▶ _Dataset entries_
====

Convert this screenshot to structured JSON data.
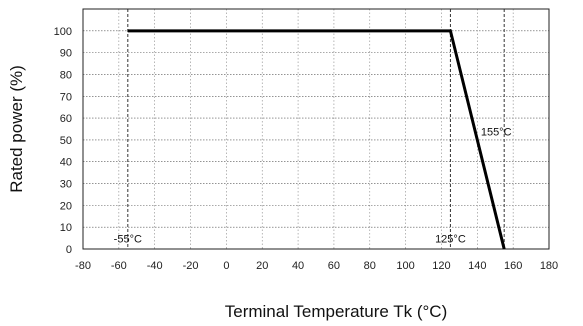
{
  "chart_data": {
    "type": "line",
    "xlabel": "Terminal Temperature Tk (°C)",
    "ylabel": "Rated power (%)",
    "xlim": [
      -80,
      180
    ],
    "ylim": [
      0,
      110
    ],
    "x_ticks": [
      "-80",
      "-60",
      "-40",
      "-20",
      "0",
      "20",
      "40",
      "60",
      "80",
      "100",
      "120",
      "140",
      "160",
      "180"
    ],
    "y_ticks": [
      "0",
      "10",
      "20",
      "30",
      "40",
      "50",
      "60",
      "70",
      "80",
      "90",
      "100"
    ],
    "grid": true,
    "series": [
      {
        "x": [
          -55,
          125,
          155
        ],
        "y": [
          100,
          100,
          0
        ]
      }
    ],
    "annotations": [
      {
        "text": "-55°C",
        "x": -55,
        "y": 3
      },
      {
        "text": "125°C",
        "x": 125,
        "y": 3
      },
      {
        "text": "155°C",
        "x": 155,
        "y": 52
      }
    ],
    "reference_lines_x": [
      -55,
      125,
      155
    ]
  }
}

====

Copy all the data exactly as written, but skip any picture.

▶ _Task result_
Convert this screenshot to structured JSON data.
{
  "chart_data": {
    "type": "line",
    "xlabel": "Terminal Temperature Tk (°C)",
    "ylabel": "Rated power (%)",
    "xlim": [
      -80,
      180
    ],
    "ylim": [
      0,
      110
    ],
    "x_ticks": [
      "-80",
      "-60",
      "-40",
      "-20",
      "0",
      "20",
      "40",
      "60",
      "80",
      "100",
      "120",
      "140",
      "160",
      "180"
    ],
    "y_ticks": [
      "0",
      "10",
      "20",
      "30",
      "40",
      "50",
      "60",
      "70",
      "80",
      "90",
      "100"
    ],
    "grid": true,
    "series": [
      {
        "x": [
          -55,
          125,
          155
        ],
        "y": [
          100,
          100,
          0
        ]
      }
    ],
    "annotations": [
      {
        "text": "-55°C",
        "x": -55,
        "y": 3
      },
      {
        "text": "125°C",
        "x": 125,
        "y": 3
      },
      {
        "text": "155°C",
        "x": 155,
        "y": 52
      }
    ],
    "reference_lines_x": [
      -55,
      125,
      155
    ]
  }
}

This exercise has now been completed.